### Exercise aim
Repeat every record below exactly, leaving out the pictures.
-- Begin Data shown --
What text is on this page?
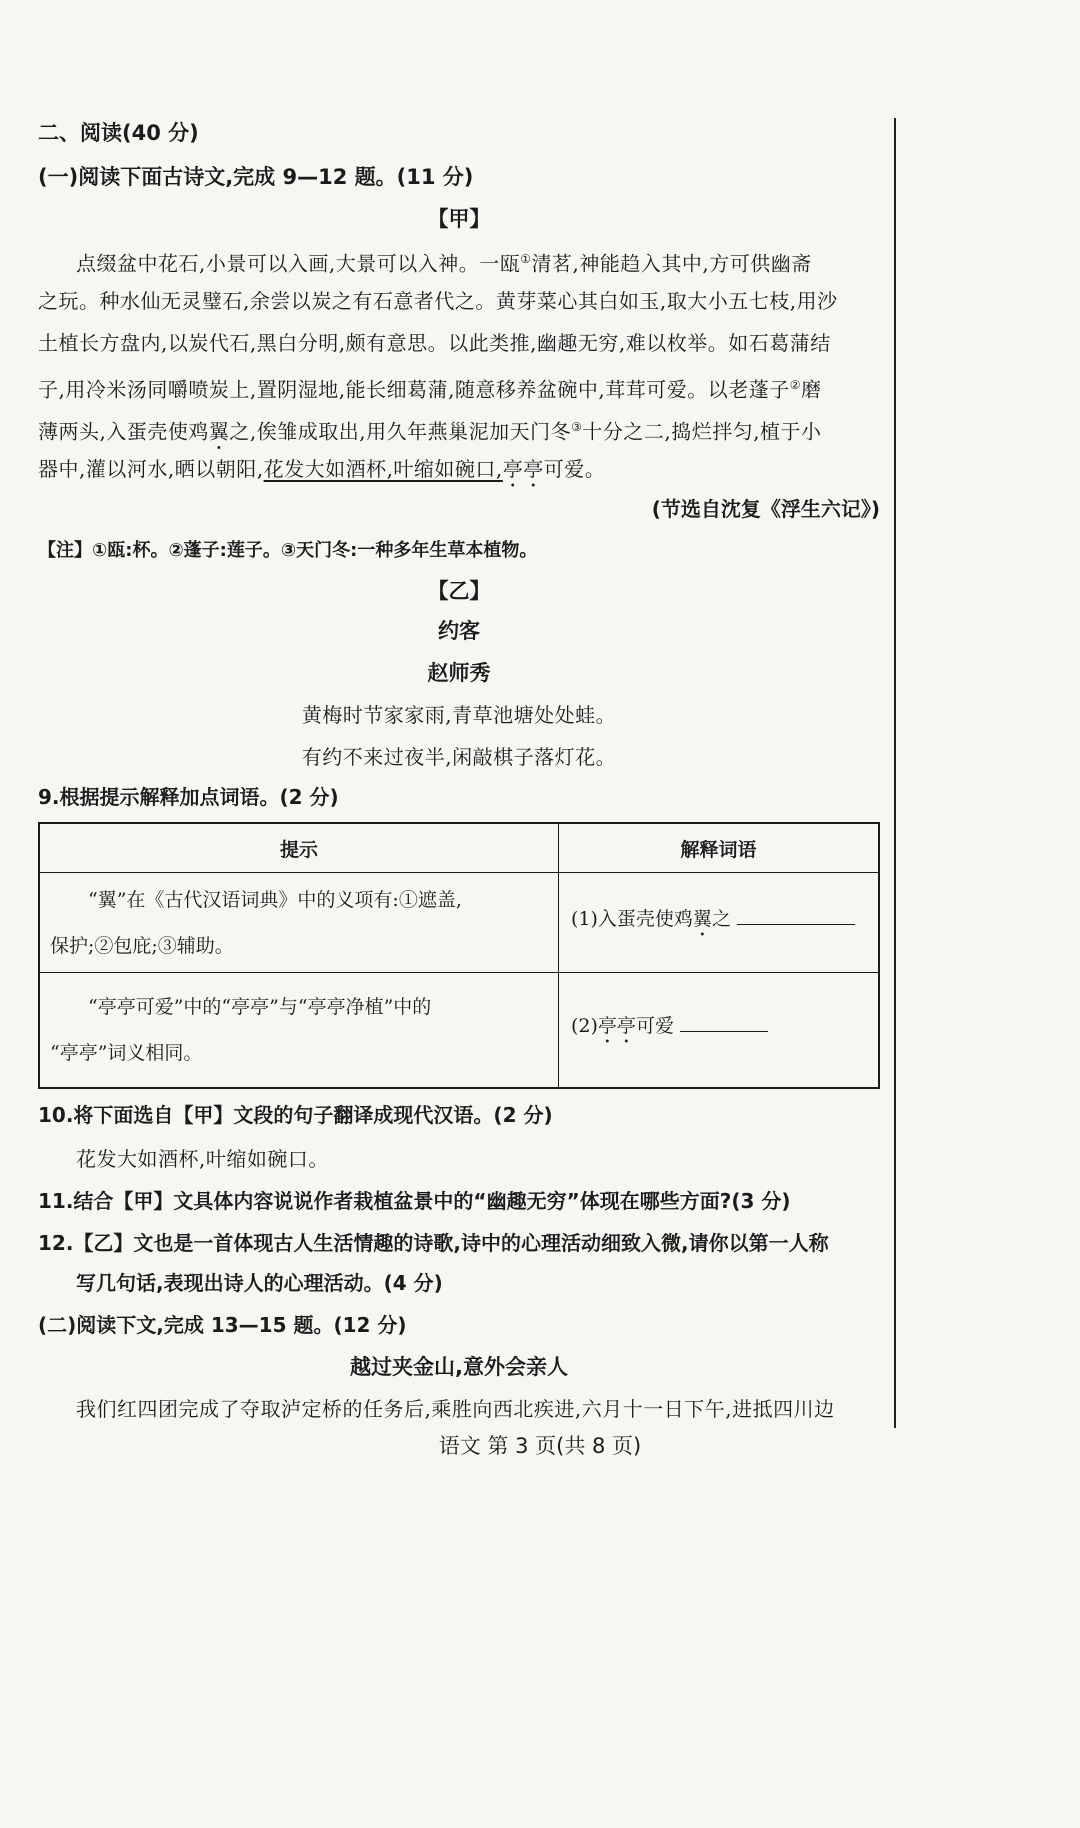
二、阅读(40 分)
(一)阅读下面古诗文,完成 9—12 题。(11 分)
【甲】
点缀盆中花石,小景可以入画,大景可以入神。一瓯①清茗,神能趋入其中,方可供幽斋
之玩。种水仙无灵璧石,余尝以炭之有石意者代之。黄芽菜心其白如玉,取大小五七枝,用沙
土植长方盘内,以炭代石,黑白分明,颇有意思。以此类推,幽趣无穷,难以枚举。如石葛蒲结
子,用冷米汤同嚼喷炭上,置阴湿地,能长细葛蒲,随意移养盆碗中,茸茸可爱。以老蓬子②磨
薄两头,入蛋壳使鸡翼之,俟雏成取出,用久年燕巢泥加天门冬③十分之二,捣烂拌匀,植于小
器中,灌以河水,晒以朝阳,花发大如酒杯,叶缩如碗口,亭亭可爱。
(节选自沈复《浮生六记》)
【注】①瓯:杯。②蓬子:莲子。③天门冬:一种多年生草本植物。
【乙】
约客
赵师秀
黄梅时节家家雨,青草池塘处处蛙。
有约不来过夜半,闲敲棋子落灯花。
9.根据提示解释加点词语。(2 分)
提示	解释词语

“翼”在《古代汉语词典》中的义项有:①遮盖,
保护;②包庇;③辅助。	(1)入蛋壳使鸡翼之

“亭亭可爱”中的“亭亭”与“亭亭净植”中的
“亭亭”词义相同。	(2)亭亭可爱
10.将下面选自【甲】文段的句子翻译成现代汉语。(2 分)
花发大如酒杯,叶缩如碗口。
11.结合【甲】文具体内容说说作者栽植盆景中的“幽趣无穷”体现在哪些方面?(3 分)
12.【乙】文也是一首体现古人生活情趣的诗歌,诗中的心理活动细致入微,请你以第一人称
写几句话,表现出诗人的心理活动。(4 分)
(二)阅读下文,完成 13—15 题。(12 分)
越过夹金山,意外会亲人
我们红四团完成了夺取泸定桥的任务后,乘胜向西北疾进,六月十一日下午,进抵四川边
语文 第 3 页(共 8 页)
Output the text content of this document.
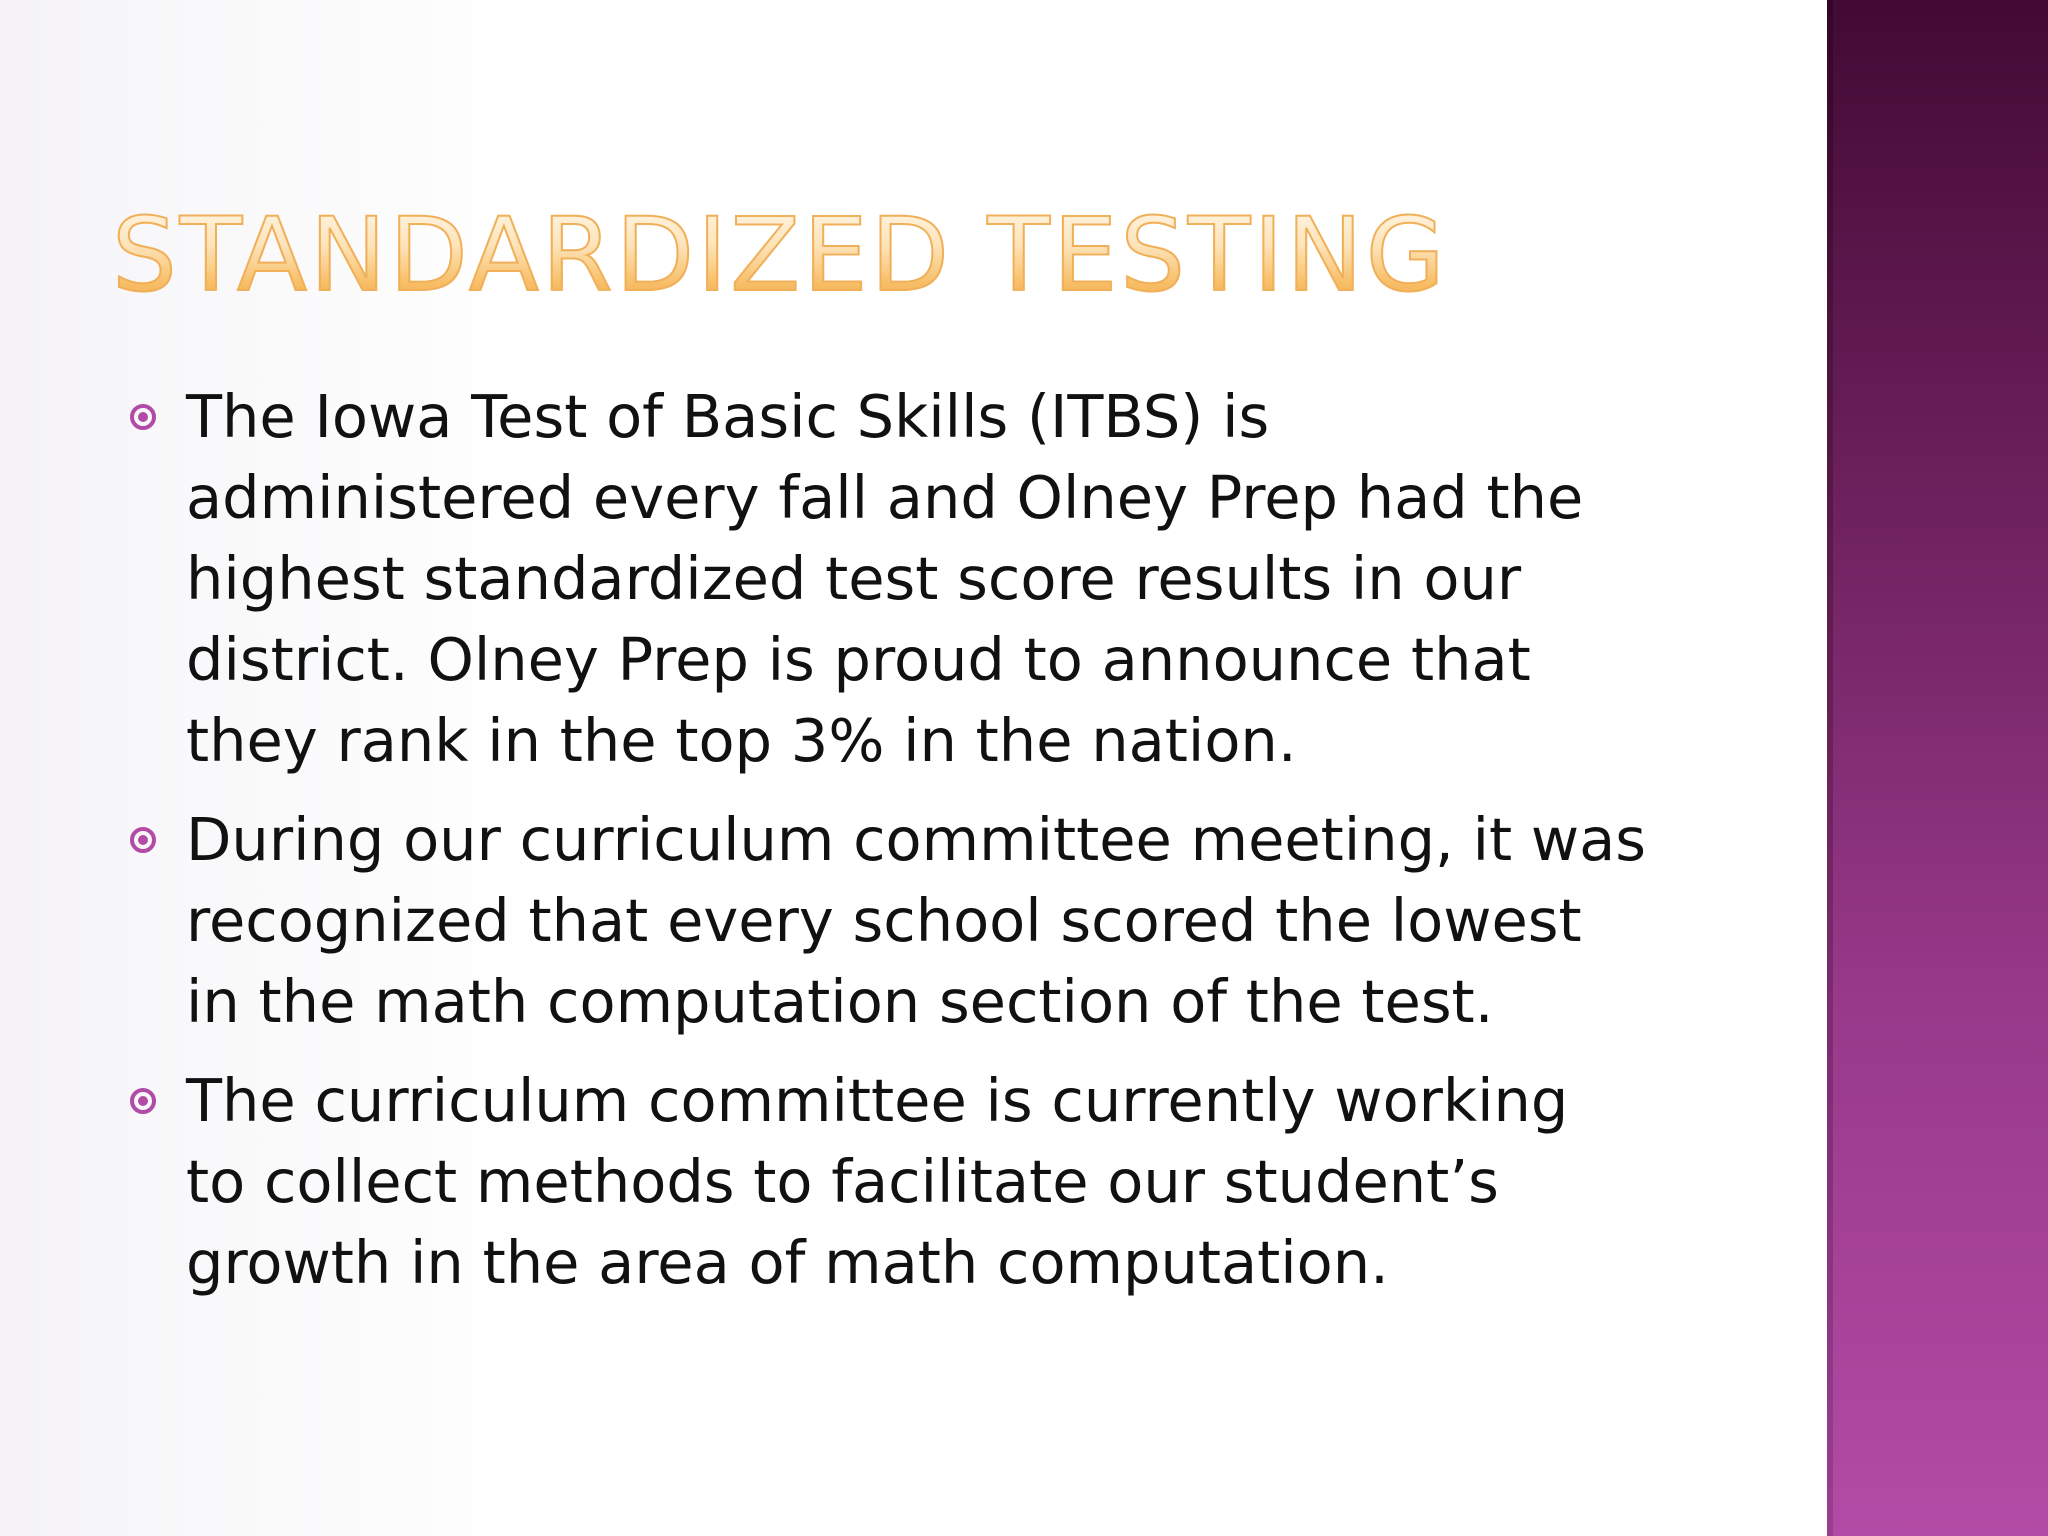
STANDARDIZED TESTING
The Iowa Test of Basic Skills (ITBS) is
administered every fall and Olney Prep had the
highest standardized test score results in our
district. Olney Prep is proud to announce that
they rank in the top 3% in the nation.
During our curriculum committee meeting, it was
recognized that every school scored the lowest
in the math computation section of the test.
The curriculum committee is currently working
to collect methods to facilitate our student’s
growth in the area of math computation.
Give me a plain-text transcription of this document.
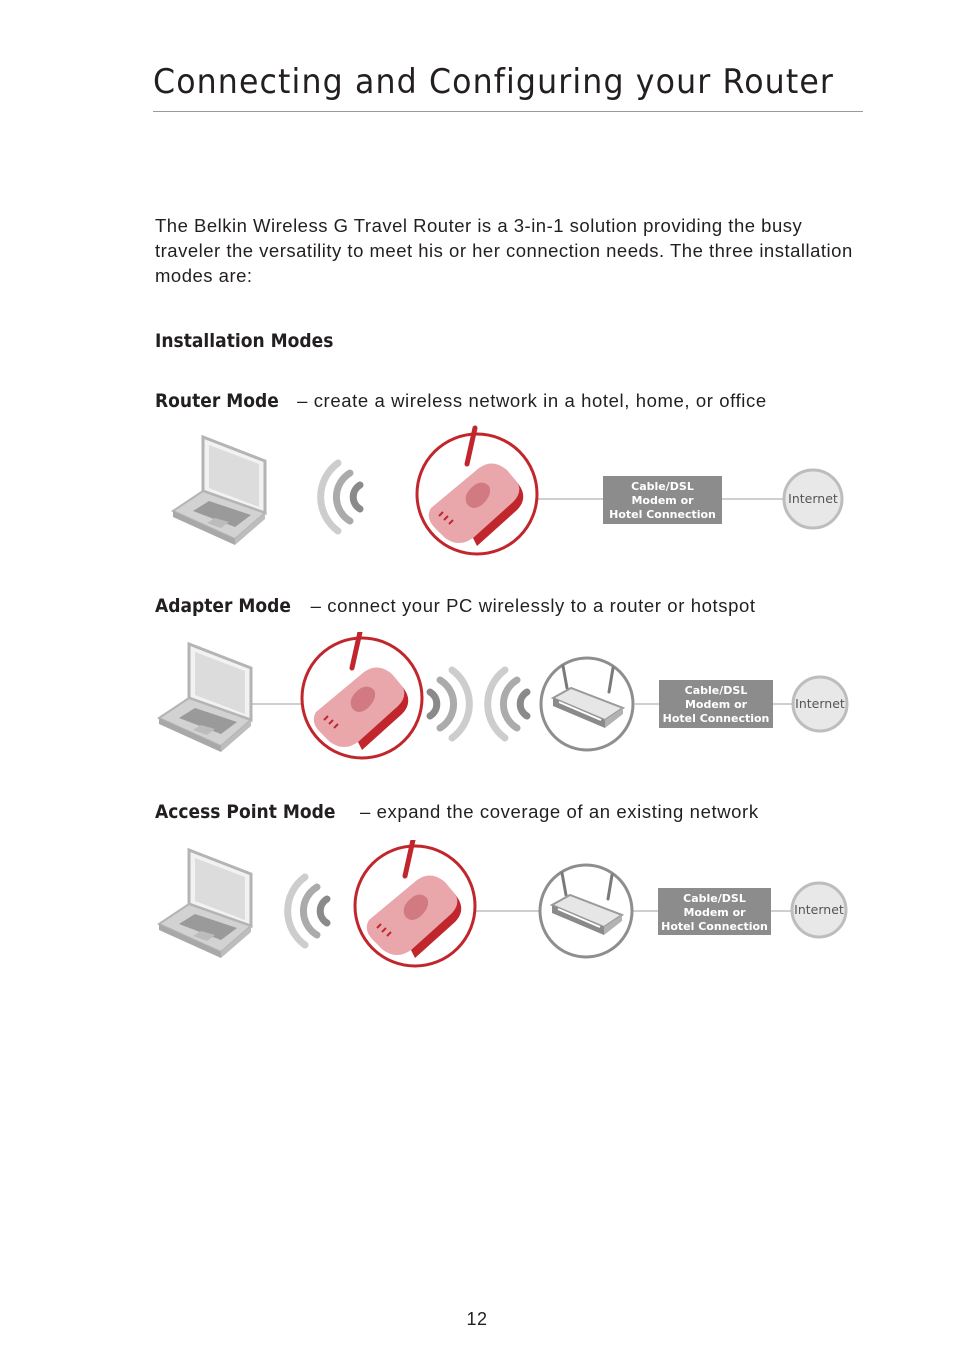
Connecting and Configuring your Router

The Belkin Wireless G Travel Router is a 3-in-1 solution providing the busy traveler the versatility to meet his or her connection needs. The three installation modes are:

Installation Modes
Router Mode – create a wireless network in a hotel, home, or office
Cable/DSL
Modem or
Hotel Connection
Internet
Adapter Mode – connect your PC wirelessly to a router or hotspot
Cable/DSL
Modem or
Hotel Connection
Internet
Access Point Mode – expand the coverage of an existing network
Cable/DSL
Modem or
Hotel Connection
Internet
12
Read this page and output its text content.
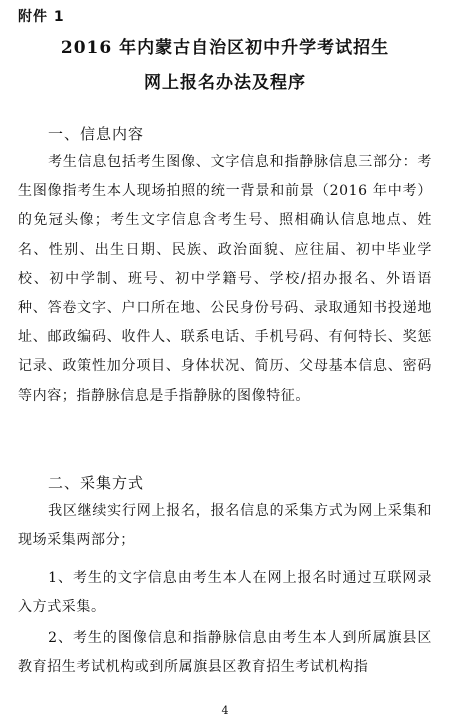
附件 1
2016 年内蒙古自治区初中升学考试招生
网上报名办法及程序
一、信息内容
考生信息包括考生图像、文字信息和指静脉信息三部分：考生图像指考生本人现场拍照的统一背景和前景（2016 年中考）的免冠头像；考生文字信息含考生号、照相确认信息地点、姓名、性别、出生日期、民族、政治面貌、应往届、初中毕业学校、初中学制、班号、初中学籍号、学校/招办报名、外语语种、答卷文字、户口所在地、公民身份号码、录取通知书投递地址、邮政编码、收件人、联系电话、手机号码、有何特长、奖惩记录、政策性加分项目、身体状况、简历、父母基本信息、密码等内容；指静脉信息是手指静脉的图像特征。
二、采集方式
我区继续实行网上报名，报名信息的采集方式为网上采集和现场采集两部分；
1、考生的文字信息由考生本人在网上报名时通过互联网录入方式采集。
2、考生的图像信息和指静脉信息由考生本人到所属旗县区教育招生考试机构或到所属旗县区教育招生考试机构指
4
-- End Data shown --
### Solution to this exercise
What text is on this page?
二、阅读(40 分)
(一)阅读下面古诗文,完成 9—12 题。(11 分)
【甲】
点缀盆中花石,小景可以入画,大景可以入神。一瓯①清茗,神能趋入其中,方可供幽斋
之玩。种水仙无灵璧石,余尝以炭之有石意者代之。黄芽菜心其白如玉,取大小五七枝,用沙
土植长方盘内,以炭代石,黑白分明,颇有意思。以此类推,幽趣无穷,难以枚举。如石葛蒲结
子,用冷米汤同嚼喷炭上,置阴湿地,能长细葛蒲,随意移养盆碗中,茸茸可爱。以老蓬子②磨
薄两头,入蛋壳使鸡翼之,俟雏成取出,用久年燕巢泥加天门冬③十分之二,捣烂拌匀,植于小
器中,灌以河水,晒以朝阳,花发大如酒杯,叶缩如碗口,亭亭可爱。
(节选自沈复《浮生六记》)
【注】①瓯:杯。②蓬子:莲子。③天门冬:一种多年生草本植物。
【乙】
约客
赵师秀
黄梅时节家家雨,青草池塘处处蛙。
有约不来过夜半,闲敲棋子落灯花。
9.根据提示解释加点词语。(2 分)
提示	解释词语

“翼”在《古代汉语词典》中的义项有:①遮盖,
保护;②包庇;③辅助。	(1)入蛋壳使鸡翼之

“亭亭可爱”中的“亭亭”与“亭亭净植”中的
“亭亭”词义相同。	(2)亭亭可爱
10.将下面选自【甲】文段的句子翻译成现代汉语。(2 分)
花发大如酒杯,叶缩如碗口。
11.结合【甲】文具体内容说说作者栽植盆景中的“幽趣无穷”体现在哪些方面?(3 分)
12.【乙】文也是一首体现古人生活情趣的诗歌,诗中的心理活动细致入微,请你以第一人称
写几句话,表现出诗人的心理活动。(4 分)
(二)阅读下文,完成 13—15 题。(12 分)
越过夹金山,意外会亲人
我们红四团完成了夺取泸定桥的任务后,乘胜向西北疾进,六月十一日下午,进抵四川边
语文 第 3 页(共 8 页)
Output the text content of this document.
STANDARDIZED TESTING
The Iowa Test of Basic Skills (ITBS) is
administered every fall and Olney Prep had the
highest standardized test score results in our
district. Olney Prep is proud to announce that
they rank in the top 3% in the nation.
During our curriculum committee meeting, it was
recognized that every school scored the lowest
in the math computation section of the test.
The curriculum committee is currently working
to collect methods to facilitate our student’s
growth in the area of math computation.
Give me a plain-text transcription of this document.
Connecting and Configuring your Router

The Belkin Wireless G Travel Router is a 3-in-1 solution providing the busy traveler the versatility to meet his or her connection needs. The three installation modes are:

Installation Modes
Router Mode – create a wireless network in a hotel, home, or office
Cable/DSL
Modem or
Hotel Connection
Internet
Adapter Mode – connect your PC wirelessly to a router or hotspot
Cable/DSL
Modem or
Hotel Connection
Internet
Access Point Mode – expand the coverage of an existing network
Cable/DSL
Modem or
Hotel Connection
Internet
12
Read this page and output its text content.
附件 1
2016 年内蒙古自治区初中升学考试招生
网上报名办法及程序
一、信息内容
考生信息包括考生图像、文字信息和指静脉信息三部分：考生图像指考生本人现场拍照的统一背景和前景（2016 年中考）的免冠头像；考生文字信息含考生号、照相确认信息地点、姓名、性别、出生日期、民族、政治面貌、应往届、初中毕业学校、初中学制、班号、初中学籍号、学校/招办报名、外语语种、答卷文字、户口所在地、公民身份号码、录取通知书投递地址、邮政编码、收件人、联系电话、手机号码、有何特长、奖惩记录、政策性加分项目、身体状况、简历、父母基本信息、密码等内容；指静脉信息是手指静脉的图像特征。
二、采集方式
我区继续实行网上报名，报名信息的采集方式为网上采集和现场采集两部分；
1、考生的文字信息由考生本人在网上报名时通过互联网录入方式采集。
2、考生的图像信息和指静脉信息由考生本人到所属旗县区教育招生考试机构或到所属旗县区教育招生考试机构指
4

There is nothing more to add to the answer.